**PROBLEM REQUIREMENTS**: Among the lines below, list those containing the string "Address".

** Start of RECORD LIST **

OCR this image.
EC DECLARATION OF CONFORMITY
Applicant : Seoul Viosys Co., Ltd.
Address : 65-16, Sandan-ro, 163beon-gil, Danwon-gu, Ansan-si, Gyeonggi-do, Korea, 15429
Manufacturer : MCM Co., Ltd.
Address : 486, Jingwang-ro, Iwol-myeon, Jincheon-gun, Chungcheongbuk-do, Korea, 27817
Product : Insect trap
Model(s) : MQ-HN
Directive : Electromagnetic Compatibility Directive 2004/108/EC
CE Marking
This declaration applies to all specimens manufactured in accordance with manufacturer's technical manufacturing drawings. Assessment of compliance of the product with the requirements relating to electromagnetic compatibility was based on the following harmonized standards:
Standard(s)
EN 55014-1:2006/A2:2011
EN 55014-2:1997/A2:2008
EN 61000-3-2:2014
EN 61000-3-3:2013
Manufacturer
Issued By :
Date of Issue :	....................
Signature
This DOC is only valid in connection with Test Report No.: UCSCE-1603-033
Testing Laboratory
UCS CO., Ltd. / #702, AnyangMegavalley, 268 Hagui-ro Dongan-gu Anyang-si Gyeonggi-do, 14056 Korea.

** End of RECORD LIST **
** Start of RECORD LIST **

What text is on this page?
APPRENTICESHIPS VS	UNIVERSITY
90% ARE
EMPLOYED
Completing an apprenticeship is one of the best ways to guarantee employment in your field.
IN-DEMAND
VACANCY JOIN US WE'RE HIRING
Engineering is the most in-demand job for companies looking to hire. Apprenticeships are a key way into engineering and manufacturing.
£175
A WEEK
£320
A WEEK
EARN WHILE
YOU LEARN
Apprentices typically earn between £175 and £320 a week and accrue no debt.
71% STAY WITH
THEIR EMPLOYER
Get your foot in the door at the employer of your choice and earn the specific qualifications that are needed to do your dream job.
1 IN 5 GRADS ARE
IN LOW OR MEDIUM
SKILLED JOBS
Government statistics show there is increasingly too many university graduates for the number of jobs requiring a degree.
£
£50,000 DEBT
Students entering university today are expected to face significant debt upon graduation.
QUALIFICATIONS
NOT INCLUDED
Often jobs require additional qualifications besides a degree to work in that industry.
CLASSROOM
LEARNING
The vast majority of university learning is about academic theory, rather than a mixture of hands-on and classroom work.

** End of RECORD LIST **

**TASK RESPONSE**:
Address : 65-16, Sandan-ro, 163beon-gil, Danwon-gu, Ansan-si, Gyeonggi-do, Korea, 15429
Address : 486, Jingwang-ro, Iwol-myeon, Jincheon-gun, Chungcheongbuk-do, Korea, 27817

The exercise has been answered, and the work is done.